» What is needed:
Gather, from the data below, each line in which the word "resistance" occurs.

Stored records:
══════

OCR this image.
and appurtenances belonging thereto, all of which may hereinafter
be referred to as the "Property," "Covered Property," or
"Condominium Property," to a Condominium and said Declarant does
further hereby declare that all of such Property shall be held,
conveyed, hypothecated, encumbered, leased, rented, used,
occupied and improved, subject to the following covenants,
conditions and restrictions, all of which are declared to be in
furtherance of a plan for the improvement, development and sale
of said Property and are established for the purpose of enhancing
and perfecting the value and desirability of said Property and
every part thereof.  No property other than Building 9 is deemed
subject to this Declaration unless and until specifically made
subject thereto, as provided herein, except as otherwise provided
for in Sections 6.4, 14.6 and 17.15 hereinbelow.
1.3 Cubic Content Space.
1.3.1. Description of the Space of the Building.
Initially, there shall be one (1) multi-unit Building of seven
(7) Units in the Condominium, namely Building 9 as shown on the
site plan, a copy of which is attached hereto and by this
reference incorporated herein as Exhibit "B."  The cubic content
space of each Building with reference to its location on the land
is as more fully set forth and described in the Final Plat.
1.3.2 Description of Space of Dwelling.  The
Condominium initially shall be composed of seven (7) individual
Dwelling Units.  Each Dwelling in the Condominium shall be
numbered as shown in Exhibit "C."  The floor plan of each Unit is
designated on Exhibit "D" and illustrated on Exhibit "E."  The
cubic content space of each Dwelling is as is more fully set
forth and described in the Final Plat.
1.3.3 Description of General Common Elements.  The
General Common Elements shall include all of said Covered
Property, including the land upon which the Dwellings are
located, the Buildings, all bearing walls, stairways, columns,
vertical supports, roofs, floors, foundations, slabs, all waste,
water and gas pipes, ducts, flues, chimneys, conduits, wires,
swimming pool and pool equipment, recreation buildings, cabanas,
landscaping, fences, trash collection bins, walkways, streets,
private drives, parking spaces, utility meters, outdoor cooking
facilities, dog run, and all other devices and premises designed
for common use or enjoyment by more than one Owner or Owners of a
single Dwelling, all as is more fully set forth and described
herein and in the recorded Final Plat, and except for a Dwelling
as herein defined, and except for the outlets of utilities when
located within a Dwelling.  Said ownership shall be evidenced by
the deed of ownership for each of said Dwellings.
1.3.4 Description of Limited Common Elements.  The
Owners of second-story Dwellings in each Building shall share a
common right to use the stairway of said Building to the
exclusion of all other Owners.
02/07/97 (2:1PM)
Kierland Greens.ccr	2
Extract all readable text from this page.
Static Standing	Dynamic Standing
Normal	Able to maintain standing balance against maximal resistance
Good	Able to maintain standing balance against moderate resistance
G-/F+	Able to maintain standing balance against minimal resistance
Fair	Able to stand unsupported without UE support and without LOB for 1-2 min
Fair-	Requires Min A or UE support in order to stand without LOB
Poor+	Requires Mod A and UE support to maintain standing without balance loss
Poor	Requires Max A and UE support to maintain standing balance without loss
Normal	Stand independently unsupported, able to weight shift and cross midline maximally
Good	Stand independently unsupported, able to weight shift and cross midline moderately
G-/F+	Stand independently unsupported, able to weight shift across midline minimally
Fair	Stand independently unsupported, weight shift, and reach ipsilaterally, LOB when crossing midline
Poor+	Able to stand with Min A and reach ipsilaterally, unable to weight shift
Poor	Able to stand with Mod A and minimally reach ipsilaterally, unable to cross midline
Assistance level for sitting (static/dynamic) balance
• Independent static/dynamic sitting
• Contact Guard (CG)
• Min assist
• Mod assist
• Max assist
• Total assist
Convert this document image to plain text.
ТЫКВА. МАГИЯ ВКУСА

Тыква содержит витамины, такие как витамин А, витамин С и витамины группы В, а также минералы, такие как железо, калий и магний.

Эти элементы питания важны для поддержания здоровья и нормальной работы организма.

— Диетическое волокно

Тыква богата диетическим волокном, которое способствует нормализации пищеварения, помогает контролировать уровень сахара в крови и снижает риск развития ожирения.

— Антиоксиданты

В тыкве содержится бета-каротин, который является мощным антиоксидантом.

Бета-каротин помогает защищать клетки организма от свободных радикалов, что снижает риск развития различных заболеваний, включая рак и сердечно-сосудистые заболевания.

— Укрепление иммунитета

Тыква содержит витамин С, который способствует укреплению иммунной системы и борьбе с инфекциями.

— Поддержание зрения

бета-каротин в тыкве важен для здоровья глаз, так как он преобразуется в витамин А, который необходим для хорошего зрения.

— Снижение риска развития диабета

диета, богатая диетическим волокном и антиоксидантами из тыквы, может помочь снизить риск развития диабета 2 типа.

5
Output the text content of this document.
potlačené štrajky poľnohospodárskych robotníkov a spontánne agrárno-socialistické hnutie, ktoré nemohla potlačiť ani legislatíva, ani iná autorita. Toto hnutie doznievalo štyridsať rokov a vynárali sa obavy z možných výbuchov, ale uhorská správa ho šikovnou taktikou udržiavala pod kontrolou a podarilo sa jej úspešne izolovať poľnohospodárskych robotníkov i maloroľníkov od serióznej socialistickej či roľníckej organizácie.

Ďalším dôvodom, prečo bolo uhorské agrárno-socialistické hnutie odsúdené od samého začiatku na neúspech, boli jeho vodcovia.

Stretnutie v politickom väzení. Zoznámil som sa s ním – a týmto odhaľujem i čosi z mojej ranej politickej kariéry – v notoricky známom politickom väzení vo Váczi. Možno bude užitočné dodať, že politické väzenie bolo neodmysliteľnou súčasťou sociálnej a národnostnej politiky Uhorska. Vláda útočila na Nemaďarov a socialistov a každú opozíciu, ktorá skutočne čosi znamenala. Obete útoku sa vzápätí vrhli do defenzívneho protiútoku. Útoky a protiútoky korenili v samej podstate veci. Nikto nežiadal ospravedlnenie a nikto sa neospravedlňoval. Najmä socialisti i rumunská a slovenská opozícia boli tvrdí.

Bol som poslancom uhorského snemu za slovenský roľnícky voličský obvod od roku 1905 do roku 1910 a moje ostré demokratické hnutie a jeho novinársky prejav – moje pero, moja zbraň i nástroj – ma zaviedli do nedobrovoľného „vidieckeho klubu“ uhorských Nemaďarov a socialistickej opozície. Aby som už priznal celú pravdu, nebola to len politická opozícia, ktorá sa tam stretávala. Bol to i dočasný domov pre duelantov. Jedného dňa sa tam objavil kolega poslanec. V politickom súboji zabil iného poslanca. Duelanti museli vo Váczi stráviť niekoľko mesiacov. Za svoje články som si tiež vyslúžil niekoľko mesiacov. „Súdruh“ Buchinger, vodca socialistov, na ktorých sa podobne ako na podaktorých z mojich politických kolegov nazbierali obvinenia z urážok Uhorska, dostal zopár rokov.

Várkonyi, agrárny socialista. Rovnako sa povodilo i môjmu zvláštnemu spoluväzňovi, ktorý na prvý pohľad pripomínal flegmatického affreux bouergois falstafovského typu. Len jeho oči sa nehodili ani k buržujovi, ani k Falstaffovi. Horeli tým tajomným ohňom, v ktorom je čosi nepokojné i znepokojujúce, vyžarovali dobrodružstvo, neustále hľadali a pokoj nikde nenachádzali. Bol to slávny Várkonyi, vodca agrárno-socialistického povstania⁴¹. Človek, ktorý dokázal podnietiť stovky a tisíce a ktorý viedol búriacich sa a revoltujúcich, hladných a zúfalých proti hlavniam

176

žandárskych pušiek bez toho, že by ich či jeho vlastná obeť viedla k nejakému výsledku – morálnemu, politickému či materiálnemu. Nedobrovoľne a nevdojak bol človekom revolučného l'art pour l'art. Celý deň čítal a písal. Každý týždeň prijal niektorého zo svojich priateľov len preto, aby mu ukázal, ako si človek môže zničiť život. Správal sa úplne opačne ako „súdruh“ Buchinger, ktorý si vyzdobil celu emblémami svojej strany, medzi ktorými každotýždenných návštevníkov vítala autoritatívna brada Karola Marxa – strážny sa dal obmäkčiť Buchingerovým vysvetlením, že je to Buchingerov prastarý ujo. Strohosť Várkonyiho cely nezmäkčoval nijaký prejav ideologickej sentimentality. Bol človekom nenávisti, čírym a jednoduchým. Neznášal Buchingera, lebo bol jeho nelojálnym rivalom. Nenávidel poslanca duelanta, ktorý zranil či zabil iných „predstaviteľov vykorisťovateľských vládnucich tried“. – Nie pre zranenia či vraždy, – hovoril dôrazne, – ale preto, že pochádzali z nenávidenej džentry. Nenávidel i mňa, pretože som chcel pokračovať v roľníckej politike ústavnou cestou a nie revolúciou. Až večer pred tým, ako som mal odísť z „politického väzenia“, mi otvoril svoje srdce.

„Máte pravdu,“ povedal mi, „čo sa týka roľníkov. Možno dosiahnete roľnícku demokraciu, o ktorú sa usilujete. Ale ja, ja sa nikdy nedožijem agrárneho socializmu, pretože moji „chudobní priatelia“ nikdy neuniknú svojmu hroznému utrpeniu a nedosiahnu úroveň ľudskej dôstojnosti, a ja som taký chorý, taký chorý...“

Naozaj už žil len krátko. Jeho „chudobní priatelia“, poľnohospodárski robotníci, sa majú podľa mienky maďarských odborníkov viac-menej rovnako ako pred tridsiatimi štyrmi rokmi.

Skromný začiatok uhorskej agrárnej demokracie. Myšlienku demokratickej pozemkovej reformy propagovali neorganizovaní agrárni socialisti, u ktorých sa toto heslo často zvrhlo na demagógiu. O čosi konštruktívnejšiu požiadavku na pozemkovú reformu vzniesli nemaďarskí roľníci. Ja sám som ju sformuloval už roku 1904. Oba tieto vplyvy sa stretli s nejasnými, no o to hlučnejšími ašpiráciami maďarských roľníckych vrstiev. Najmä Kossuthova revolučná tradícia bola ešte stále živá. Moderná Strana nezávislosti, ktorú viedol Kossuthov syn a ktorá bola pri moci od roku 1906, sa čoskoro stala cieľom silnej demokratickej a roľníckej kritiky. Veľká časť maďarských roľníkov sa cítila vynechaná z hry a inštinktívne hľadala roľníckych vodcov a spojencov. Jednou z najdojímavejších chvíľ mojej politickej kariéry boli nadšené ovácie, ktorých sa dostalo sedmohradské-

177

══════

» Exercise response:
Normal	Able to maintain standing balance against maximal resistance
Good	Able to maintain standing balance against moderate resistance
G-/F+	Able to maintain standing balance against minimal resistance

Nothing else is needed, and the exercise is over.